Exercise objective: Wherever the word "计人民币" appears in the entries, copy the whole line.

──────────

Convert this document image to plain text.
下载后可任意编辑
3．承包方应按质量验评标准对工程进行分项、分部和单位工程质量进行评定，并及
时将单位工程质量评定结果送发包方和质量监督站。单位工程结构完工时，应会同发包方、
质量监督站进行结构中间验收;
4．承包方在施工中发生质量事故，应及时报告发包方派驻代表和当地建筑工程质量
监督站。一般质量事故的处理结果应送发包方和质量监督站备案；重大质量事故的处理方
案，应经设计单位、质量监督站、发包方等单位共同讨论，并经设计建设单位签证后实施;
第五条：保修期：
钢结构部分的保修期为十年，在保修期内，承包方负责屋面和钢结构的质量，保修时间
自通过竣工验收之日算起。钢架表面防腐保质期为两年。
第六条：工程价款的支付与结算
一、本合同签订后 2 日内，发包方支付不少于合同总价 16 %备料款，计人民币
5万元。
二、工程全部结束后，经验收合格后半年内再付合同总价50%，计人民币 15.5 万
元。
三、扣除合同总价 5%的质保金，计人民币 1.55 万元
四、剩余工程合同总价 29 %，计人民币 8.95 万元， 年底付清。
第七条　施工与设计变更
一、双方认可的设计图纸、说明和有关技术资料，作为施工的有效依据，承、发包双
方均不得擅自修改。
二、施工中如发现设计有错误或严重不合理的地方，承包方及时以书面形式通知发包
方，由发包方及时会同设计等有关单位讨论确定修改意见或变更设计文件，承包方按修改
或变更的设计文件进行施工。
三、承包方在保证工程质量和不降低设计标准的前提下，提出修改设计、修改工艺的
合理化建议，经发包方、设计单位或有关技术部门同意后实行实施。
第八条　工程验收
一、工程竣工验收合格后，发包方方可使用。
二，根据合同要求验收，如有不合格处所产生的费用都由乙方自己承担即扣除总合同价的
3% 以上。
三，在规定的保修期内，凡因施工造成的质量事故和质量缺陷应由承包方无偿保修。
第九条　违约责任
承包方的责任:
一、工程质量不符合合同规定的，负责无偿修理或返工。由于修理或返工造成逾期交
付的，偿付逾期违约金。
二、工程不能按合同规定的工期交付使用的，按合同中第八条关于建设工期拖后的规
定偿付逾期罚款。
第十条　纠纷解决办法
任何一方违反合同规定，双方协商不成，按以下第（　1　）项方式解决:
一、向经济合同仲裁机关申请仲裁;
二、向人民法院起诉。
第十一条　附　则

──────────

Result of this exercise:
一、本合同签订后 2 日内，发包方支付不少于合同总价 16 %备料款，计人民币
二、工程全部结束后，经验收合格后半年内再付合同总价50%，计人民币 15.5 万
三、扣除合同总价 5%的质保金，计人民币 1.55 万元
四、剩余工程合同总价 29 %，计人民币 8.95 万元， 年底付清。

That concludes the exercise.